**Stated exercise:** Search the listing below for the word "poorer" and copy each line that holds it.

**Dataset excerpts:**
--- BEGIN ---

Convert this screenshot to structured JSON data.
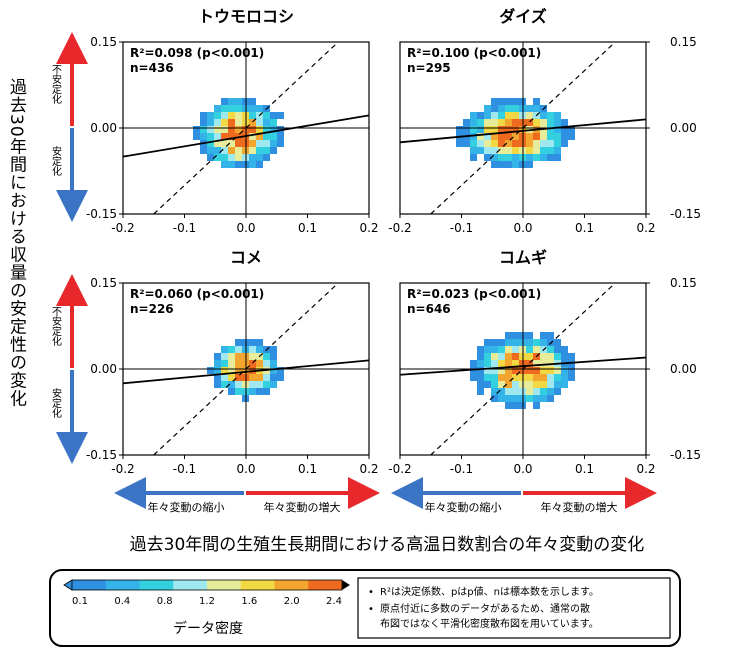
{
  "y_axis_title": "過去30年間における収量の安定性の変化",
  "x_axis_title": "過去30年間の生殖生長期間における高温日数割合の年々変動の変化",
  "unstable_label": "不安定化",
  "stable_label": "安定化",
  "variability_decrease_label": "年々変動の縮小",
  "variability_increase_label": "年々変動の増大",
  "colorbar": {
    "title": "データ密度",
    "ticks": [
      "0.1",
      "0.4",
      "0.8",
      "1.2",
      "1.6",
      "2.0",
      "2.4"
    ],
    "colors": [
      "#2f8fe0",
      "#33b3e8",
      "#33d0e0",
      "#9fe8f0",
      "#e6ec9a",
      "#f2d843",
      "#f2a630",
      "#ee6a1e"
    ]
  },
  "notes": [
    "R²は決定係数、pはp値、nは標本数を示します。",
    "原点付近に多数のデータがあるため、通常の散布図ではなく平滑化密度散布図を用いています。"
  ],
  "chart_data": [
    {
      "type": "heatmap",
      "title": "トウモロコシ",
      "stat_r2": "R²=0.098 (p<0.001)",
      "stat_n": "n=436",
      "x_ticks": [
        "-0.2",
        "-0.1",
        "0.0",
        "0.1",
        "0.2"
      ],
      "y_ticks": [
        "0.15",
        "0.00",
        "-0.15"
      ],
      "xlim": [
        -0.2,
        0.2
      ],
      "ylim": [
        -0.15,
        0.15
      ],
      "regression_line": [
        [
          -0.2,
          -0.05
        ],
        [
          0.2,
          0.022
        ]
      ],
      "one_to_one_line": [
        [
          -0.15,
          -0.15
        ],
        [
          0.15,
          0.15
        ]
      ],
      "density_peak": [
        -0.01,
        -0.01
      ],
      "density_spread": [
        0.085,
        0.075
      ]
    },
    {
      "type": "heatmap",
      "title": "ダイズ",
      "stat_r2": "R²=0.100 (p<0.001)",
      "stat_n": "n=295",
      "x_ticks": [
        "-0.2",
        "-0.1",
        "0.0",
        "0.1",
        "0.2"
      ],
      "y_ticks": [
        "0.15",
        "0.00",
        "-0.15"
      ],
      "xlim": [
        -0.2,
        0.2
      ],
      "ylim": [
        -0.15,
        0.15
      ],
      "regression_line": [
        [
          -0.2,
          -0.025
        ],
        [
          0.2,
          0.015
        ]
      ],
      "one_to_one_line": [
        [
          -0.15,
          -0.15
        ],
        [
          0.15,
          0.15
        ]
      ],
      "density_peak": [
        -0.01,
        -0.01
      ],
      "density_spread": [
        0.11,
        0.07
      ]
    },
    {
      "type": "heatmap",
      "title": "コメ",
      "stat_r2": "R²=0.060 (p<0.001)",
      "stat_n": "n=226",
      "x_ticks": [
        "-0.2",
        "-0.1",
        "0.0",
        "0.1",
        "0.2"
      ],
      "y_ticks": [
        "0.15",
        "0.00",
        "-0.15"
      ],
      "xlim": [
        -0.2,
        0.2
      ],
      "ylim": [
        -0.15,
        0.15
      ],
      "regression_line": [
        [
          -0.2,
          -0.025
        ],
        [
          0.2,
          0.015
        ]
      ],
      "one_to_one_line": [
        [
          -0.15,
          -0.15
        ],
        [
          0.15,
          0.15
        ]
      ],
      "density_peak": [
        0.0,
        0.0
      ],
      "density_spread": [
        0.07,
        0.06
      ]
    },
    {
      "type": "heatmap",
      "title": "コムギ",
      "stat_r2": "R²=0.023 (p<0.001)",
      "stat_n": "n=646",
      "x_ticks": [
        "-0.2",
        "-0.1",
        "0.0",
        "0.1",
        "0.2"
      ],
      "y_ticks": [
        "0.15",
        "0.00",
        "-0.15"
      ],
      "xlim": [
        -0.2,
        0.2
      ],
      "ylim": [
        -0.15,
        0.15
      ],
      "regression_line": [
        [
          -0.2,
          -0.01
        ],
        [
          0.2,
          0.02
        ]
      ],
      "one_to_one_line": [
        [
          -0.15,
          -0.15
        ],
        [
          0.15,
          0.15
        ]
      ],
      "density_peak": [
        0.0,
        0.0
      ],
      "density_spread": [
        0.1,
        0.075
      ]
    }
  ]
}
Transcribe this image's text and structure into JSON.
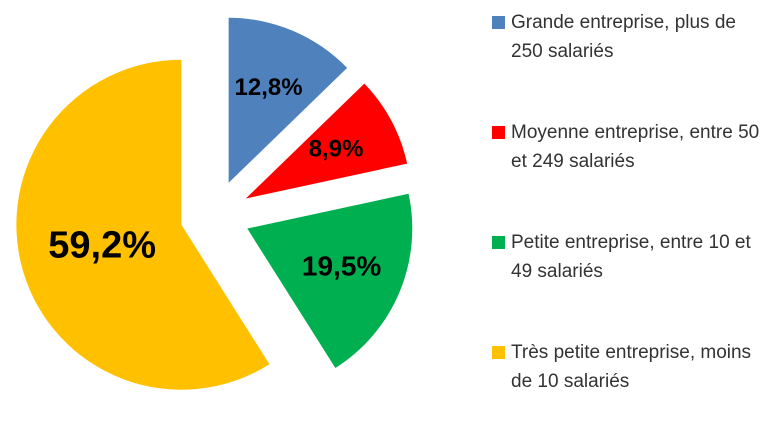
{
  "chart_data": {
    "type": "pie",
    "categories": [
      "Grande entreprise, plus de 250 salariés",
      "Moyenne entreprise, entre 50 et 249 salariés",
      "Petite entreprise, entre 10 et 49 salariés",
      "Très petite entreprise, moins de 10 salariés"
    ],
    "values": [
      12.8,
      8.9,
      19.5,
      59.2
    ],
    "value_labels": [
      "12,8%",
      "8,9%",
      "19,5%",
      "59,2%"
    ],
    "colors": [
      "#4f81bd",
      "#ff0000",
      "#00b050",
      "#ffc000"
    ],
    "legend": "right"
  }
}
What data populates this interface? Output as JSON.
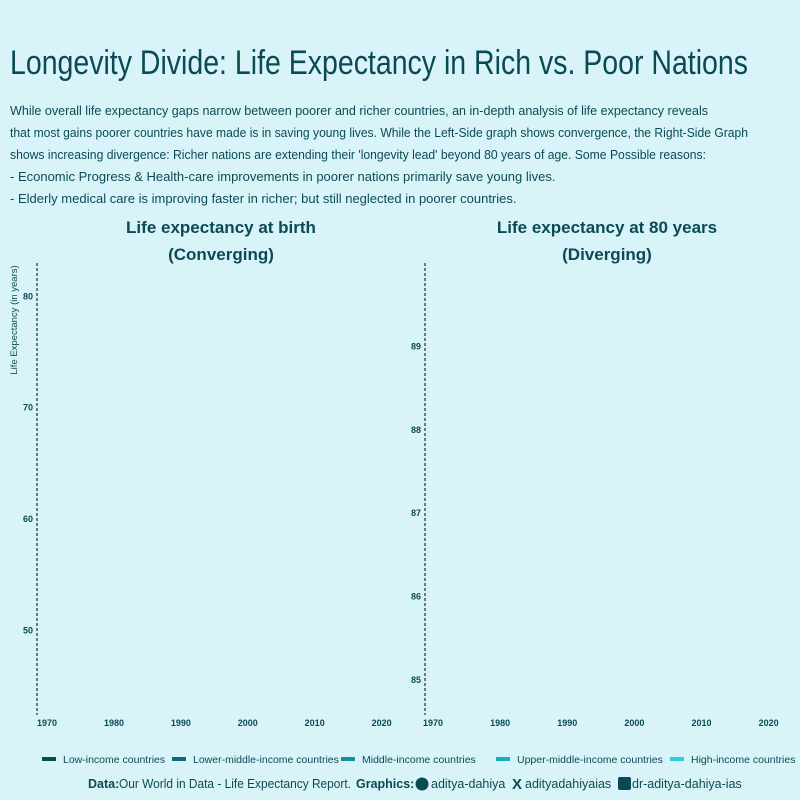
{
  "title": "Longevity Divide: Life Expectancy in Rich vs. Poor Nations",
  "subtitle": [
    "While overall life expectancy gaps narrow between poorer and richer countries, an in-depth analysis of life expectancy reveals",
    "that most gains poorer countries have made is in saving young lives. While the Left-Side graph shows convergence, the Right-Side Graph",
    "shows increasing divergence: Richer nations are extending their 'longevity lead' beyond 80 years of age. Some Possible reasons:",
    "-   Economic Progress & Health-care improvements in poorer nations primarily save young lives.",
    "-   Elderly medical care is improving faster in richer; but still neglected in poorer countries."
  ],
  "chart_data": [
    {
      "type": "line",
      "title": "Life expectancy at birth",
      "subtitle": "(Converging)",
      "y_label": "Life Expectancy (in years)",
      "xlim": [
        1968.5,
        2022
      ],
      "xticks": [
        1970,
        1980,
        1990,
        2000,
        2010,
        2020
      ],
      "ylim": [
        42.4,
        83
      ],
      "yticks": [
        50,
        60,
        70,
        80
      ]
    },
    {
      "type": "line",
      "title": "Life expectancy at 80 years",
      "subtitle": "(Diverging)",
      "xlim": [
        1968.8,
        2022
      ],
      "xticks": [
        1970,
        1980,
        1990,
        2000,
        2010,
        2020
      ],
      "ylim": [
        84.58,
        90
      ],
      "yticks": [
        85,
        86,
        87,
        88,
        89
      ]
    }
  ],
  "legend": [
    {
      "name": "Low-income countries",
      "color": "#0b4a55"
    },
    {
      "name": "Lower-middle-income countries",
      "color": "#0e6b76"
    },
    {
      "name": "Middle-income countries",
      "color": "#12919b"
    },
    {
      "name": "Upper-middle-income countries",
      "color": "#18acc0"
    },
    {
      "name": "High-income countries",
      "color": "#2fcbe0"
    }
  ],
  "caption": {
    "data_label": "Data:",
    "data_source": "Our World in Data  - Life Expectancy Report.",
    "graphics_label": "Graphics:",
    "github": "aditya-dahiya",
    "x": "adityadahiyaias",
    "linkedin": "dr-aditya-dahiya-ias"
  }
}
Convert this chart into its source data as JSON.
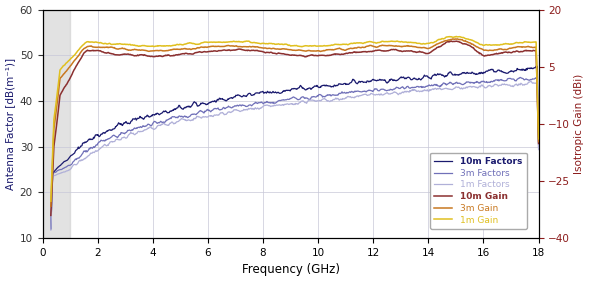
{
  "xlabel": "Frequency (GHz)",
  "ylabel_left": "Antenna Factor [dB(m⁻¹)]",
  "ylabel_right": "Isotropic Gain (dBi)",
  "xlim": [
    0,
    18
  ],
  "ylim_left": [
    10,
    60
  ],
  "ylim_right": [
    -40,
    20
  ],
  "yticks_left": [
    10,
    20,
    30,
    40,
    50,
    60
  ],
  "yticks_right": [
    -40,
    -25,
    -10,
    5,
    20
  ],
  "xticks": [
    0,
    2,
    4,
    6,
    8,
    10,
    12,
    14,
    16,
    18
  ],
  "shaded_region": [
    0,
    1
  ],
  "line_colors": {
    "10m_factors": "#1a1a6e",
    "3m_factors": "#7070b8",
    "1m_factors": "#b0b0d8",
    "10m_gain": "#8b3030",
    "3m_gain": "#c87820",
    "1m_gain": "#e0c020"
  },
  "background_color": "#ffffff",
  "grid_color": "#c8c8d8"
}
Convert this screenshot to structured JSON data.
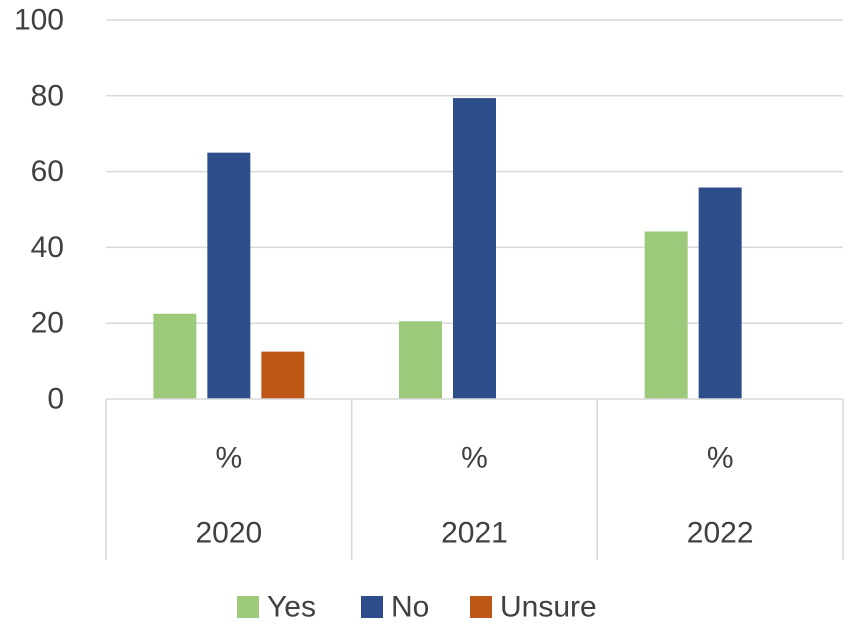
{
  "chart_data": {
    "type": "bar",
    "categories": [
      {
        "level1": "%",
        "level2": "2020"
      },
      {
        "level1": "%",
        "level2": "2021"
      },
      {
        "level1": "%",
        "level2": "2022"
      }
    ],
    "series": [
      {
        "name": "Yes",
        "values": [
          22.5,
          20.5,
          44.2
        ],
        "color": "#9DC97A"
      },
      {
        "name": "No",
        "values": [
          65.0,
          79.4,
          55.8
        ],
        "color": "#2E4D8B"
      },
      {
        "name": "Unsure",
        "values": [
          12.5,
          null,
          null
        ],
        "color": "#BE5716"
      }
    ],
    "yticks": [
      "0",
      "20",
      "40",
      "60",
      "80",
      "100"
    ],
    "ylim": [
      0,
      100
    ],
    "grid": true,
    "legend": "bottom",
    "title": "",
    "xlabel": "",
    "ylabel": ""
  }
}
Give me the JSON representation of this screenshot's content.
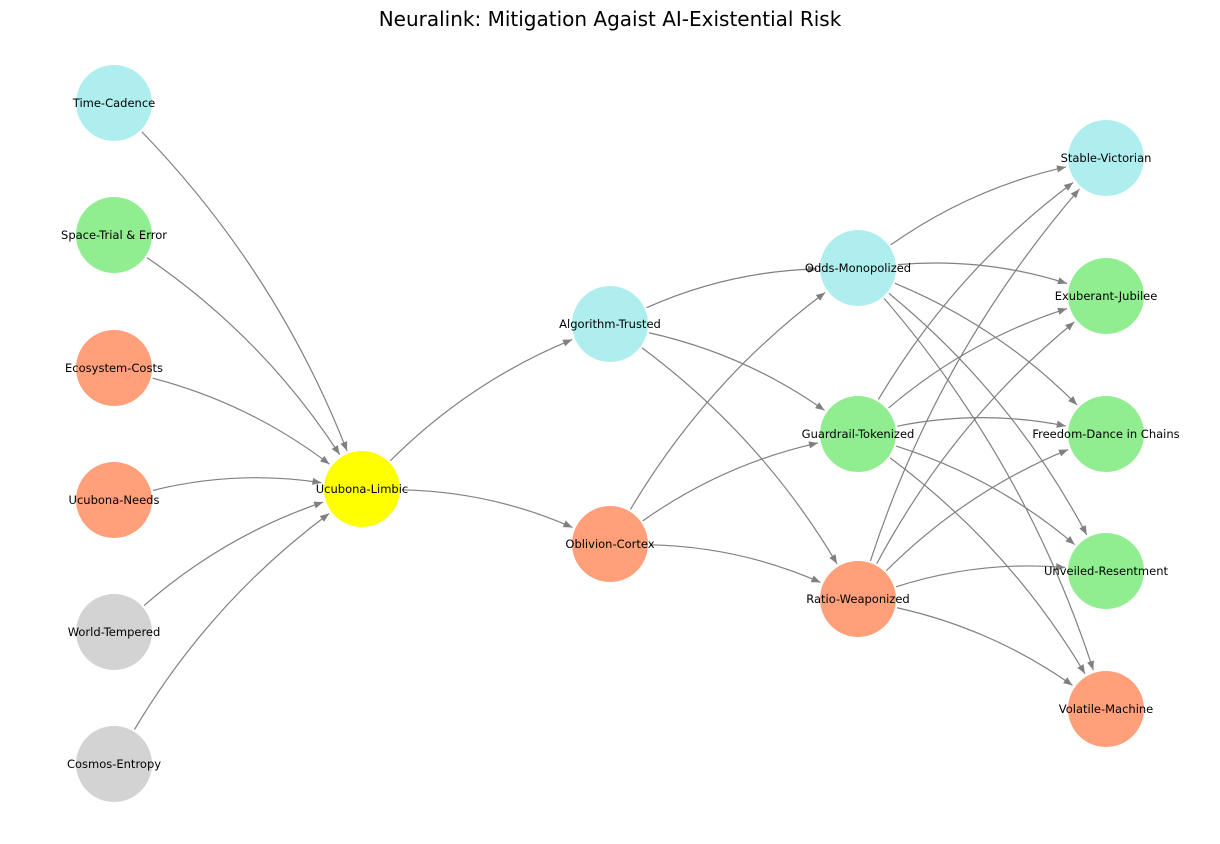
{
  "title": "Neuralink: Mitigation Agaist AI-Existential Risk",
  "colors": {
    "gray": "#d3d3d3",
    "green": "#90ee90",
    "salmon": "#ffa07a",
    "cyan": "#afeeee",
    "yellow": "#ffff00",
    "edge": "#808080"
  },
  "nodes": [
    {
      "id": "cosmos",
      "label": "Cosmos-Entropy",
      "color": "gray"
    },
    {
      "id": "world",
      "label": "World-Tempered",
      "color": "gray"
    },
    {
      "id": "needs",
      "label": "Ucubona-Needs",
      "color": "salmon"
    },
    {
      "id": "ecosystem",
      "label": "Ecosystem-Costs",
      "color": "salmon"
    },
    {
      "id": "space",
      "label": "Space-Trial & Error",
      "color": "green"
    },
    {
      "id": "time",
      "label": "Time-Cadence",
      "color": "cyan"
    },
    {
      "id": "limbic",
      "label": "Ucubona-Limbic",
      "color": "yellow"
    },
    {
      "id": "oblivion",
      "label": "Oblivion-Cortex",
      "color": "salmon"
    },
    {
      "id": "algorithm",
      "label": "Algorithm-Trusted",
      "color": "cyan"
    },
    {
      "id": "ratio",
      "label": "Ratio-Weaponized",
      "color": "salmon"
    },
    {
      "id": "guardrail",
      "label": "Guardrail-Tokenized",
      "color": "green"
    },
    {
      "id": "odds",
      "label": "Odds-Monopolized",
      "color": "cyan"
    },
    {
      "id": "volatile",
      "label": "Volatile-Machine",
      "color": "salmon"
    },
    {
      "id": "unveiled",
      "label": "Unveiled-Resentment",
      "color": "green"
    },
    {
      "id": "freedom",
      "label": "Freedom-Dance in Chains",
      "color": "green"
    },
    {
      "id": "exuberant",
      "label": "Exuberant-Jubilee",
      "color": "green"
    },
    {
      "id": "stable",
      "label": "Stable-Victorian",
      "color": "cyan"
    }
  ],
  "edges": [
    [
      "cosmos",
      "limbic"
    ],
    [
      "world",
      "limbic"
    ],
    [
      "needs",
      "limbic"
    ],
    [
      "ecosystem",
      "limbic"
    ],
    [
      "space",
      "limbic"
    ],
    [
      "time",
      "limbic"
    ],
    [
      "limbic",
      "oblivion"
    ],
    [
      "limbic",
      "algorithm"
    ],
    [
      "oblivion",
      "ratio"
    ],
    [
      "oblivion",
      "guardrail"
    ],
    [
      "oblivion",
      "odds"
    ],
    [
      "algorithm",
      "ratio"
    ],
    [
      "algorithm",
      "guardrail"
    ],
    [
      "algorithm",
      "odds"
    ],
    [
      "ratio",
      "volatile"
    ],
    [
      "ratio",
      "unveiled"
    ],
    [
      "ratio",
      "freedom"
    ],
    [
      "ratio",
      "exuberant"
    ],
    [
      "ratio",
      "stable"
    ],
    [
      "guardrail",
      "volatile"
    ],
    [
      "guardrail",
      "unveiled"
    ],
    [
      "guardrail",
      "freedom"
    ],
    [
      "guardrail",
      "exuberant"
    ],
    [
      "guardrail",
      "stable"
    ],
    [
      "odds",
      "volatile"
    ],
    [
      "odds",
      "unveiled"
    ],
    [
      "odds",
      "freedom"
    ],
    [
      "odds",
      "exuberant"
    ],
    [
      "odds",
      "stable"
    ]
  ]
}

--- END ---

**The answer:**
    "While overall life expectancy gaps narrow between poorer and richer countries, an in-depth analysis of life expectancy reveals",
    "that most gains poorer countries have made is in saving young lives. While the Left-Side graph shows convergence, the Right-Side Graph",
    "-   Economic Progress & Health-care improvements in poorer nations primarily save young lives.",
    "-   Elderly medical care is improving faster in richer; but still neglected in poorer countries."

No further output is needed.